(Text section begins)

Absolutely, if you have listened carefully to J&J's presentation, they also say that, well, in all of the combinations, they use the CD38 targeting as a backbone and no matter whether you're talking bispecific antibodies, next-generation IMiDs, or even CAR Ts, it's going to be combined with a CD38 and to actually have access to a much more potent CD38 next-generation molecule is hugely effective when you realize that the publicly stated ambition for J&J is to actually move towards a curative regimen for multiple myeloma, which is still the third most common blood cancer and still is incurable up to today and don't forget that also, not all patients with multiple myeloma responds to an anti-CD38 antibody like daratumumab and also other patients stop responding to an anti-CD38.

One of the things which HexaBody-CD38 does, it actually can kill tumor targets with lower levels of expression of CD38 than daratumumab can. T his is hugely interesting. The other more interesting question is well, can you even do trials? Because when you look at the recent data from the PERSEUS trial, which is the dara-VRd trial, which came up at ASH in December last year, the data is just phenomenal, like absolutely phenomenal and completely game-changing. The real question is about well, practicability of doing trials, because this already took years to get to the readout point for PERSEUS.

When you have an even more potent combination, you can, in the future, envision trials which would take 10 years or 12 years before they can read out, which is probably impractical and not very good for patients either, because when you let them wait with a working mechanism that long. W hat we need is a proactive action from the regulators to allow companies to actually use molecular endpoints earlier on in these frontline studies and multiple myeloma is probably one of the best possible areas where you can use a molecular endpoint like MRD negativity to the 10^-5 degree.

Because we have shown in multiple daratumumab studies now together with Janssen, that that deep MRD negativity does correlate with both PFS and does correlate with overall survival in a very, very stringent way. I t depends now it's back to the regulators to really dream up for the future with these more and more potent regimens how you can actually basically stimulate companies to do new new combinations and what we should all try to do is actually make better and better, better therapies for patients. I'm super proud that daratumumab is now already benefiting the lives of at least 450,000 patients as of, as per Q3 last year.

(Text section ends)
(Material shown begins)

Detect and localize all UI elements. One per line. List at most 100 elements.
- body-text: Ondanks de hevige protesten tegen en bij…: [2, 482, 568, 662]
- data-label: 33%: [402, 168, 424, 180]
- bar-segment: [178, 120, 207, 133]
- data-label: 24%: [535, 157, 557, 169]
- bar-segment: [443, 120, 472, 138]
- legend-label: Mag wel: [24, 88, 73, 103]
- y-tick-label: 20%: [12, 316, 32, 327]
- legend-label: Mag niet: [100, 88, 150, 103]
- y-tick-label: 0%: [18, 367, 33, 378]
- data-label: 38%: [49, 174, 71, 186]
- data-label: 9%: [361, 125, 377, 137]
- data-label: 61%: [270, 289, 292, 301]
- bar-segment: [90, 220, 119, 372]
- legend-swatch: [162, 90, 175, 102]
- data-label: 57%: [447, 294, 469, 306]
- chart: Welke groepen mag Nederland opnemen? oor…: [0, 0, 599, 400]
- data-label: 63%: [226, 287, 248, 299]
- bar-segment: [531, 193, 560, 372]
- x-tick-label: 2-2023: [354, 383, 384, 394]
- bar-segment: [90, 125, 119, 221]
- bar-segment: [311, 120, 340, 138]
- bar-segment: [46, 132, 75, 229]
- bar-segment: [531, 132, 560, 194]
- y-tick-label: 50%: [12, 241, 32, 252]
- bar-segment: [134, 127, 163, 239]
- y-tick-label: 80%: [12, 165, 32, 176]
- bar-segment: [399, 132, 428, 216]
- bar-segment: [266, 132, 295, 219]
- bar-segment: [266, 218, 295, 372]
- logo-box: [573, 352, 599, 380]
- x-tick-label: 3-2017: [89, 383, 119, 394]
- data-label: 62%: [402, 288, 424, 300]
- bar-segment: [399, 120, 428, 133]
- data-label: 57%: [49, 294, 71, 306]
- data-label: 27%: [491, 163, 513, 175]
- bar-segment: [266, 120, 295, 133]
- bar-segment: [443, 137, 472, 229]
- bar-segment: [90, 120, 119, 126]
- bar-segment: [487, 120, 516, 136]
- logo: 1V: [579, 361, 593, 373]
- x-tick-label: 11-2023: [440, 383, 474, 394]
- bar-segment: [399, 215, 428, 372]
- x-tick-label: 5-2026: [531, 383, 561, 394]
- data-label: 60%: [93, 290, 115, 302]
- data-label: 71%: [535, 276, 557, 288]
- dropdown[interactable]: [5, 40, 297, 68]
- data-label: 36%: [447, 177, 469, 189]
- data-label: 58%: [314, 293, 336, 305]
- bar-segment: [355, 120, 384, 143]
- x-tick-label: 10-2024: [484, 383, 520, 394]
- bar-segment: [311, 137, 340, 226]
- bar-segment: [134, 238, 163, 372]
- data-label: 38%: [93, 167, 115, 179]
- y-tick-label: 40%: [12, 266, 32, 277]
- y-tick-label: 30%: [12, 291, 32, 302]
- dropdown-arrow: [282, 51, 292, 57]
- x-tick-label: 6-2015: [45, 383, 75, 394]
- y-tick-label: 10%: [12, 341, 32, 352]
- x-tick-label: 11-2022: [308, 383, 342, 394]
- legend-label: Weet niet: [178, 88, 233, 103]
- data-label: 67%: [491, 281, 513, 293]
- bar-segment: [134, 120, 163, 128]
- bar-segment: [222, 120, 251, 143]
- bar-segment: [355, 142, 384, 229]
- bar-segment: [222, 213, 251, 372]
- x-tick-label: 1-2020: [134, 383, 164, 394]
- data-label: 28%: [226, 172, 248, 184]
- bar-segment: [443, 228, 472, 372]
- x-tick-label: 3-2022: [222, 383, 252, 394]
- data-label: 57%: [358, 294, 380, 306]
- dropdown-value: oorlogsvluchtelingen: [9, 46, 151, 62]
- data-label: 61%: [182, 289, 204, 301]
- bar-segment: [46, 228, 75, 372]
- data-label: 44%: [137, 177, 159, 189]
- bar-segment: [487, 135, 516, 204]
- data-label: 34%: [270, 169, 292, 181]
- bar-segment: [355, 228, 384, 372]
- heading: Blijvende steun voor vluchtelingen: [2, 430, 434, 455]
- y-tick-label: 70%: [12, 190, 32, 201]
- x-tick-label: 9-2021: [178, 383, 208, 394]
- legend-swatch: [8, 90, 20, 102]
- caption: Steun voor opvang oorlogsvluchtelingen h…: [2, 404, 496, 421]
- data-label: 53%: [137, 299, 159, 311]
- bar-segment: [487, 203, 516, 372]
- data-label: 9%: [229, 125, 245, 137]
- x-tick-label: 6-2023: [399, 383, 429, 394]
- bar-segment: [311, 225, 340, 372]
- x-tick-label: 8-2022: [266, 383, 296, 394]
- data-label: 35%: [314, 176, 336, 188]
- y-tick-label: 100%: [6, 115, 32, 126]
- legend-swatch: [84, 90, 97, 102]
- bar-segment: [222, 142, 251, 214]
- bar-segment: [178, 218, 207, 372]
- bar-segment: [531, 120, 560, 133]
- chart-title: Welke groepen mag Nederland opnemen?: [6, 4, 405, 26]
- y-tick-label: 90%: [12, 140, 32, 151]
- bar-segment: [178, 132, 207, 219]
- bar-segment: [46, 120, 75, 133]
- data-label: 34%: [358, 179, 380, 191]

(Material shown ends)

● **Tasks to carry out**
- a) From the multiple myeloma passage, list every type of therapy that the speaker says will be combined with CD38 targeting.
- b) Continue the multiple myeloma passage from the point where it stops.

● **Answers for the exercise**
- a)
- bispecific antibodies
- next-generation IMiDs
- CAR Ts

- b)
I hope that that number goes up steeply over the coming time, because in that way, you really improve the lives of those patients and the families of those family members of those patients and create a better world and that's in the end, the goal for our company: to actually do our work so that we can actually not only give better treatments to patients but also create a happier and better world and a good return on your investments for all the investors who are smiling here now in the room.

James Gordon
European Pharma and Biotech Analyst, JPMorgan

If all goes the way you hope it will be the Phase II head-to-head looks good and the FDA is receptive to doing a trial design that you think would be good, roughly what timeline could the product be on the market?

Jan van de Winkel
President and CEO, Genmab

I it's difficult to predict. Let's assume that we have the data this year from the head-to-heads, that Janssen would opt in, because they need another CD38 targeting molecule with better potency than the current gold standard. Let's assume that we see a difference in how the agencies actually deal with frontline combinations.

T here is a lot of discussion on this frontrunner program now, which is contemplated by the FDA, where the FDA would allow a sponsor to use a molecular endpoint, actually to use one trial where you add a new agent to a frontline regimen, which is probably going to be VRd based on the PERSEUS data, which is the most potent and then use a molecular endpoint for the conditional approval. You could potentially see that it will take a few years to recruit this trial because they, the Janssen will very likely power it very sufficiently-

To make the chances optimal that they will actually see a difference in an already very actively active combination of therapy. I t would take at least 3, 4 years before you would but then you could potentially under that assumption, James, you could potentially have it in front line, which is where 50% of the patients are, which could be very impactful there.

James Gordon
European Pharma and Biotech Analyst, JPMorgan

I t's a big decision and it would have a significant impact on Genmab. Does J&J's decision to opt in on or not opt in change how you do anything else with the business?

Jan van de Winkel
President and CEO, Genmab

T his is what we are now doing is trying to facilitate that we get the data as quickly as possible and as I just described in my presentation, Genmab has no shortage of programs. W e have an amazing pipeline now of nine proprietary clinical programs. We will soon have eleven programs and the goal for this year is to move a number of those programs into Phase III and we have very good chances that we can do that then and then maximize the potential of those product candidates and potentially stop other programs James or maybe even license them out to partners and we are not interested in upfront money because we are very well capitalized now.

We have north of $3.5 billion, which I showed in my presentation and no debts. So we can actually put significant firepower behind the development of some of these molecules. But we would like a potential partner to invest their monies and their resources into developing product candidates and then give us an option on 50% co-ownership once the molecule works. So what you will see is us focusing on two or three of these programs, which we hope can have determined as winners and then maximize the attention there, because that is the best way to create more value. T hat's what we all learned in biotechnology.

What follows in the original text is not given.